_Problem to work on_. Exactly reproduce each record listed below.

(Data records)
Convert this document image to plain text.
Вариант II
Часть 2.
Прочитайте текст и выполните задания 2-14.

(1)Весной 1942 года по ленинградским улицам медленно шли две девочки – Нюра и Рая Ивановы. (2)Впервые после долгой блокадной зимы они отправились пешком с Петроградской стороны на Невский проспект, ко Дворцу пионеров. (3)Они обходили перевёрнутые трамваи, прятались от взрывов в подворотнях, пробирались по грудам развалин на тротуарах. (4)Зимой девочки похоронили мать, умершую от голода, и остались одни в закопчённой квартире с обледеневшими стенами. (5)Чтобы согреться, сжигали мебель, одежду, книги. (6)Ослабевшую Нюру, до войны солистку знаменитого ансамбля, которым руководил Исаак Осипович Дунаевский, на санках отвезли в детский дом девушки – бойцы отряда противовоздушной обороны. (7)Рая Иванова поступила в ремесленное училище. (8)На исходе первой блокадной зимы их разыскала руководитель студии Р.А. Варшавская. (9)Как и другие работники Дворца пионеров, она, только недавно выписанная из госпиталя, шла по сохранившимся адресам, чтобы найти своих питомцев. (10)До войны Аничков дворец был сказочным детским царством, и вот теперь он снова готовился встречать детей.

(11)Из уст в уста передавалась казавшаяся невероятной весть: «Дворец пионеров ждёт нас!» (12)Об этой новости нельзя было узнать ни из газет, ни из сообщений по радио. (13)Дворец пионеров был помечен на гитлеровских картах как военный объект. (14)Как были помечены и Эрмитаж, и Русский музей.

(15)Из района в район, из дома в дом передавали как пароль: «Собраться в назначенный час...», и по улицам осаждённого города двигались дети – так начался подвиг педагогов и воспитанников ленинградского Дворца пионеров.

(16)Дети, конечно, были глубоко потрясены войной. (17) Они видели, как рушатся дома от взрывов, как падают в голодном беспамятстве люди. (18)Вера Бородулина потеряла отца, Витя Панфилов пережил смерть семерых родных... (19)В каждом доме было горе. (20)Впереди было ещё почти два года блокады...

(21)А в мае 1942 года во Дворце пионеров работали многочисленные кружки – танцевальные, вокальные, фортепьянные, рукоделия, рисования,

_Output for this exercise_.
Convert this document image to plain text.
Вариант II
Часть 2.
Прочитайте текст и выполните задания 2-14.

(1)Весной 1942 года по ленинградским улицам медленно шли две девочки – Нюра и Рая Ивановы. (2)Впервые после долгой блокадной зимы они отправились пешком с Петроградской стороны на Невский проспект, ко Дворцу пионеров. (3)Они обходили перевёрнутые трамваи, прятались от взрывов в подворотнях, пробирались по грудам развалин на тротуарах. (4)Зимой девочки похоронили мать, умершую от голода, и остались одни в закопчённой квартире с обледеневшими стенами. (5)Чтобы согреться, сжигали мебель, одежду, книги. (6)Ослабевшую Нюру, до войны солистку знаменитого ансамбля, которым руководил Исаак Осипович Дунаевский, на санках отвезли в детский дом девушки – бойцы отряда противовоздушной обороны. (7)Рая Иванова поступила в ремесленное училище. (8)На исходе первой блокадной зимы их разыскала руководитель студии Р.А. Варшавская. (9)Как и другие работники Дворца пионеров, она, только недавно выписанная из госпиталя, шла по сохранившимся адресам, чтобы найти своих питомцев. (10)До войны Аничков дворец был сказочным детским царством, и вот теперь он снова готовился встречать детей.

(11)Из уст в уста передавалась казавшаяся невероятной весть: «Дворец пионеров ждёт нас!» (12)Об этой новости нельзя было узнать ни из газет, ни из сообщений по радио. (13)Дворец пионеров был помечен на гитлеровских картах как военный объект. (14)Как были помечены и Эрмитаж, и Русский музей.

(15)Из района в район, из дома в дом передавали как пароль: «Собраться в назначенный час...», и по улицам осаждённого города двигались дети – так начался подвиг педагогов и воспитанников ленинградского Дворца пионеров.

(16)Дети, конечно, были глубоко потрясены войной. (17) Они видели, как рушатся дома от взрывов, как падают в голодном беспамятстве люди. (18)Вера Бородулина потеряла отца, Витя Панфилов пережил смерть семерых родных... (19)В каждом доме было горе. (20)Впереди было ещё почти два года блокады...

(21)А в мае 1942 года во Дворце пионеров работали многочисленные кружки – танцевальные, вокальные, фортепьянные, рукоделия, рисования,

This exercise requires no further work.